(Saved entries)
━━━━━━━━━━━━━━━━
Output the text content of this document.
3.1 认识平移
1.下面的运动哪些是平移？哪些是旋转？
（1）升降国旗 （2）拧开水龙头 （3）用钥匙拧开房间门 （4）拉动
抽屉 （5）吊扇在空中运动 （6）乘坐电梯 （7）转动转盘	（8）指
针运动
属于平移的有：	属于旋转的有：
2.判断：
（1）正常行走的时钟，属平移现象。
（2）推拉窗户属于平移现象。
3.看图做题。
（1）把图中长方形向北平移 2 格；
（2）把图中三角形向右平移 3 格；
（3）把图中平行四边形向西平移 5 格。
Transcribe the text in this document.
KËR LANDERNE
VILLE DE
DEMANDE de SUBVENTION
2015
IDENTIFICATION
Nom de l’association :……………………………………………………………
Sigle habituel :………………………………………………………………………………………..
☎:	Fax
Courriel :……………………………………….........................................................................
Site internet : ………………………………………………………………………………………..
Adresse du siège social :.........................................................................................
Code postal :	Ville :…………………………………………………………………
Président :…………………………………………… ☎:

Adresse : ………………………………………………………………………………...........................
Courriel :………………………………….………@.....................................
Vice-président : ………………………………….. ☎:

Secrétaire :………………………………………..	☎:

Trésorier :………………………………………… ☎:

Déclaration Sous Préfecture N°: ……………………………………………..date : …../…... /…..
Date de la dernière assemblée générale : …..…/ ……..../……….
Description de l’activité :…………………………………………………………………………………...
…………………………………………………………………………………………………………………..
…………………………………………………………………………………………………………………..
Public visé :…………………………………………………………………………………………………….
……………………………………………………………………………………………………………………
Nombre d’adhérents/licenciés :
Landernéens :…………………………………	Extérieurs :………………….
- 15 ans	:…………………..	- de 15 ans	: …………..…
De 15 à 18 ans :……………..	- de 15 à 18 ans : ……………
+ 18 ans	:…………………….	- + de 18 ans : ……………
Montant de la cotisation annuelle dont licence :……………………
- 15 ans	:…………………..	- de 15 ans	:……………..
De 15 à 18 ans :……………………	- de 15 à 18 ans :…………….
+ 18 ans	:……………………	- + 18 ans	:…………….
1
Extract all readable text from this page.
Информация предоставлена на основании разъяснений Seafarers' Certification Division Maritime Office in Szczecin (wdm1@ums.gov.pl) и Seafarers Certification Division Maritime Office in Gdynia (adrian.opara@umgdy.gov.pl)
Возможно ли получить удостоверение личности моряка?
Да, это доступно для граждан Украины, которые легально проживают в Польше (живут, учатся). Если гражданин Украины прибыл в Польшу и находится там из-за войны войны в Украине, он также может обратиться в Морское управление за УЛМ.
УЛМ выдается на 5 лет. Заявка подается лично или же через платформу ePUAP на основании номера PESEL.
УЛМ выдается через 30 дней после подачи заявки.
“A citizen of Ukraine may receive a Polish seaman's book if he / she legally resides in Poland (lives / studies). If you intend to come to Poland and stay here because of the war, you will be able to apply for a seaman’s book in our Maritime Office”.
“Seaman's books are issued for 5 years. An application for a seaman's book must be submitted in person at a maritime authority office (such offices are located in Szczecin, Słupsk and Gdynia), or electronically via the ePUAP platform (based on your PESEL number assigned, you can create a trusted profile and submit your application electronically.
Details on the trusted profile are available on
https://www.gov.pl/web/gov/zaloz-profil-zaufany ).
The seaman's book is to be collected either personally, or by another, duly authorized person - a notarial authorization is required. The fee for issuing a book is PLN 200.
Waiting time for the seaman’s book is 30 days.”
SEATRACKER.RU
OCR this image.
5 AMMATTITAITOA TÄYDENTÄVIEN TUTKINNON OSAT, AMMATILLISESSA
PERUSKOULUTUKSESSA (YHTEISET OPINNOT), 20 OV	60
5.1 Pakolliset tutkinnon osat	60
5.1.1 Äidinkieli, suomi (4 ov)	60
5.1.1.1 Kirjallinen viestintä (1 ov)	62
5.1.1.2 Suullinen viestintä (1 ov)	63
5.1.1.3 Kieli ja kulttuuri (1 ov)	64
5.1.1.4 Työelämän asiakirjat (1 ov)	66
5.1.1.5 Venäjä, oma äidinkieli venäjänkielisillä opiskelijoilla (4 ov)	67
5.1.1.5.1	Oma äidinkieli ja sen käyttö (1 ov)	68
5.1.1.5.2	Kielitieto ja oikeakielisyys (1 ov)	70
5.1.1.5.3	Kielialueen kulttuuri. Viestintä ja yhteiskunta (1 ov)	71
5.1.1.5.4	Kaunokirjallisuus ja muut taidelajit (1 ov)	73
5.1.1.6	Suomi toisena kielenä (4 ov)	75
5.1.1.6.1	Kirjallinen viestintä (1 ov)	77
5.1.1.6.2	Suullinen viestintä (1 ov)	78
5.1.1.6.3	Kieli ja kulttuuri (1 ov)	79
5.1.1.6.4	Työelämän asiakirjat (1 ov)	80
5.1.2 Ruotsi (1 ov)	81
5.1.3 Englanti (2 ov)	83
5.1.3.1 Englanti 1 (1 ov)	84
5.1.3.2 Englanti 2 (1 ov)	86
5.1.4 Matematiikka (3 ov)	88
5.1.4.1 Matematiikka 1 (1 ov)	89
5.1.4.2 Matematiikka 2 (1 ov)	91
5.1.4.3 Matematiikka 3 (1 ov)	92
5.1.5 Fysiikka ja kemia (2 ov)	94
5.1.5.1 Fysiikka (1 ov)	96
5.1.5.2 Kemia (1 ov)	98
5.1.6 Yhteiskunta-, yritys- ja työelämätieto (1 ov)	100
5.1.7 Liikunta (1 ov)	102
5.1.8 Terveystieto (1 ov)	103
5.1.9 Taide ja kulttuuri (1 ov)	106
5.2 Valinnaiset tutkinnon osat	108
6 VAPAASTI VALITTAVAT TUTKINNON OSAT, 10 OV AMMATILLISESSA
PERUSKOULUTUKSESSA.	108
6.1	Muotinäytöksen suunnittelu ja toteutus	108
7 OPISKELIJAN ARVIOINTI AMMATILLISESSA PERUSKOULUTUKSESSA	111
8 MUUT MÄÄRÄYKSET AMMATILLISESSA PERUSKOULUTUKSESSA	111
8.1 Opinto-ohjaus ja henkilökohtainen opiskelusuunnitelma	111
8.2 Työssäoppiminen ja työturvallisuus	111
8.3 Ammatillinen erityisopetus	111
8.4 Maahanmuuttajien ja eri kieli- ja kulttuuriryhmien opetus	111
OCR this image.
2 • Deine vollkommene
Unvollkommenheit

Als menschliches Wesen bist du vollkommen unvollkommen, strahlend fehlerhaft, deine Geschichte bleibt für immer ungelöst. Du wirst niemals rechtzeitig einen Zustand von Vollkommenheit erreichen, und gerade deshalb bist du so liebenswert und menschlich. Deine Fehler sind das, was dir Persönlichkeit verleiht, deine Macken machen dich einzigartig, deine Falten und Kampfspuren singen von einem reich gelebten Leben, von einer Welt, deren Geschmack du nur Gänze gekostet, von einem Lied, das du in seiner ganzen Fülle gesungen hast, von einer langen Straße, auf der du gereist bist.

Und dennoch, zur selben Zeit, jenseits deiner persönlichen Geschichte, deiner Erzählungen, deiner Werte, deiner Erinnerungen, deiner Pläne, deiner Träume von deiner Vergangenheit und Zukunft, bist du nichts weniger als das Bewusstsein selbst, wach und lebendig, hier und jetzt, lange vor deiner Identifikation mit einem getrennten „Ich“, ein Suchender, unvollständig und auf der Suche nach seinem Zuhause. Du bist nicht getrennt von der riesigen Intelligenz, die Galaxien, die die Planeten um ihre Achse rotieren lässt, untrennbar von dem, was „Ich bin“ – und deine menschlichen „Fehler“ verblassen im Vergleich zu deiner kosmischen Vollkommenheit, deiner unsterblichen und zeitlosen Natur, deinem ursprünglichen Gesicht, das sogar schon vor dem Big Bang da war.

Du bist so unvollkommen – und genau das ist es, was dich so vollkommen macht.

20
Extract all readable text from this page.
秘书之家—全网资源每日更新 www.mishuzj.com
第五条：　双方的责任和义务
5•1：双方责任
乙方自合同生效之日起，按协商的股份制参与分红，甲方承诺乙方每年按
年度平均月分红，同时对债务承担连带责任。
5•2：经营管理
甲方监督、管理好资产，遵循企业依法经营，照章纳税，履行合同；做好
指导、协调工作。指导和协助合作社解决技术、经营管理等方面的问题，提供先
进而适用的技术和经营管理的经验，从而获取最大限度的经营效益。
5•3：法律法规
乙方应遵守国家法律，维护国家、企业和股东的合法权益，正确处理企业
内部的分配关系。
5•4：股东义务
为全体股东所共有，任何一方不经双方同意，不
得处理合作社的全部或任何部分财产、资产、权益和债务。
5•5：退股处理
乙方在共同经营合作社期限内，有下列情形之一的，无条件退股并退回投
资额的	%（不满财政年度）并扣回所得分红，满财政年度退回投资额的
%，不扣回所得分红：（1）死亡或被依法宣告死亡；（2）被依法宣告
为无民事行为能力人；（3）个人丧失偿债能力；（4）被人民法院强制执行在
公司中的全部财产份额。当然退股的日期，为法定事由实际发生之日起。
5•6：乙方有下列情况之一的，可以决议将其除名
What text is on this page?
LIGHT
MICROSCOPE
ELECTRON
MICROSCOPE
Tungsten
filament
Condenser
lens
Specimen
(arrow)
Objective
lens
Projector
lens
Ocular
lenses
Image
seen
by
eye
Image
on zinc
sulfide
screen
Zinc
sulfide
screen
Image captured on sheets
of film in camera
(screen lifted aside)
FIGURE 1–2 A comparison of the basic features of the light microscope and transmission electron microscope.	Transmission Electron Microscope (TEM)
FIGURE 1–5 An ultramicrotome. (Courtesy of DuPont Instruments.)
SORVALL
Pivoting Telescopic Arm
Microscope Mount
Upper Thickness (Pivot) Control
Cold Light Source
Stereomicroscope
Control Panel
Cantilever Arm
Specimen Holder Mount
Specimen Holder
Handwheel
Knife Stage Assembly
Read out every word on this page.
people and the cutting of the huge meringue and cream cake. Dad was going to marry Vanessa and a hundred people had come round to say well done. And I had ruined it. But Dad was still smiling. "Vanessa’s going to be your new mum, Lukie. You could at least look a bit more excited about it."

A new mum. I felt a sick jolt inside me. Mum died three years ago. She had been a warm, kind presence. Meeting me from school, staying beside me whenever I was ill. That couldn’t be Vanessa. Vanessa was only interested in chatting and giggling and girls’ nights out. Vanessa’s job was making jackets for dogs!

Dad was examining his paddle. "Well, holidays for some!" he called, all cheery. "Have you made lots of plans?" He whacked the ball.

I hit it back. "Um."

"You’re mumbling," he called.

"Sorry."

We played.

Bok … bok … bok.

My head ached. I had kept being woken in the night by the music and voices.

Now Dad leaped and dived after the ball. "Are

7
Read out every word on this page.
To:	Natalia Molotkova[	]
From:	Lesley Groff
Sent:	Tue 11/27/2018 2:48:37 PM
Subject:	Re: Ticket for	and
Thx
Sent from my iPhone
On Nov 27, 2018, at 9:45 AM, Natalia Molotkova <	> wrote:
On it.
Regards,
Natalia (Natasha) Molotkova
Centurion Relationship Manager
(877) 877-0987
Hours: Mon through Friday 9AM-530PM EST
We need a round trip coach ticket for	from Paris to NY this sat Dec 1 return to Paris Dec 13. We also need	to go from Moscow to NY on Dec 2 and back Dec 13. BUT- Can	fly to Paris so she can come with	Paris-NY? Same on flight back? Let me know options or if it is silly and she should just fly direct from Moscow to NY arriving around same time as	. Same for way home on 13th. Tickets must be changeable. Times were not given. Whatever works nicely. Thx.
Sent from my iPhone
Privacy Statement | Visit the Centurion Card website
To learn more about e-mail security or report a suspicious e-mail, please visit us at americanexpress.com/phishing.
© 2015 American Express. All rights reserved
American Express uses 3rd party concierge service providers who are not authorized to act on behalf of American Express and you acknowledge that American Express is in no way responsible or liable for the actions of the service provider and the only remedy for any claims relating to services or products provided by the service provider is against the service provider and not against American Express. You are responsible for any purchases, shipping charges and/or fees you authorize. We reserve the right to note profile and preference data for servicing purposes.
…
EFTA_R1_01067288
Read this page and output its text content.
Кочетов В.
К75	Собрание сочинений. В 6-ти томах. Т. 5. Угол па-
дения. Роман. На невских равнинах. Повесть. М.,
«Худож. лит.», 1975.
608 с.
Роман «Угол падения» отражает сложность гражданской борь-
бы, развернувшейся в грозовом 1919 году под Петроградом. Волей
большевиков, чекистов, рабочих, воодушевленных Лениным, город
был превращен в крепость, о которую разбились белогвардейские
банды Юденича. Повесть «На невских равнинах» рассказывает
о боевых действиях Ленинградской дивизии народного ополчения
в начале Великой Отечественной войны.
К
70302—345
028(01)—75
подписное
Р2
━━━━━━━━━━━━━━━━
### The problem:
Gather all the lines that include the word "ball" and copy them out.

### Output below:
Dad was examining his paddle. "Well, holidays for some!" he called, all cheery. "Have you made lots of plans?" He whacked the ball.
Now Dad leaped and dived after the ball. "Are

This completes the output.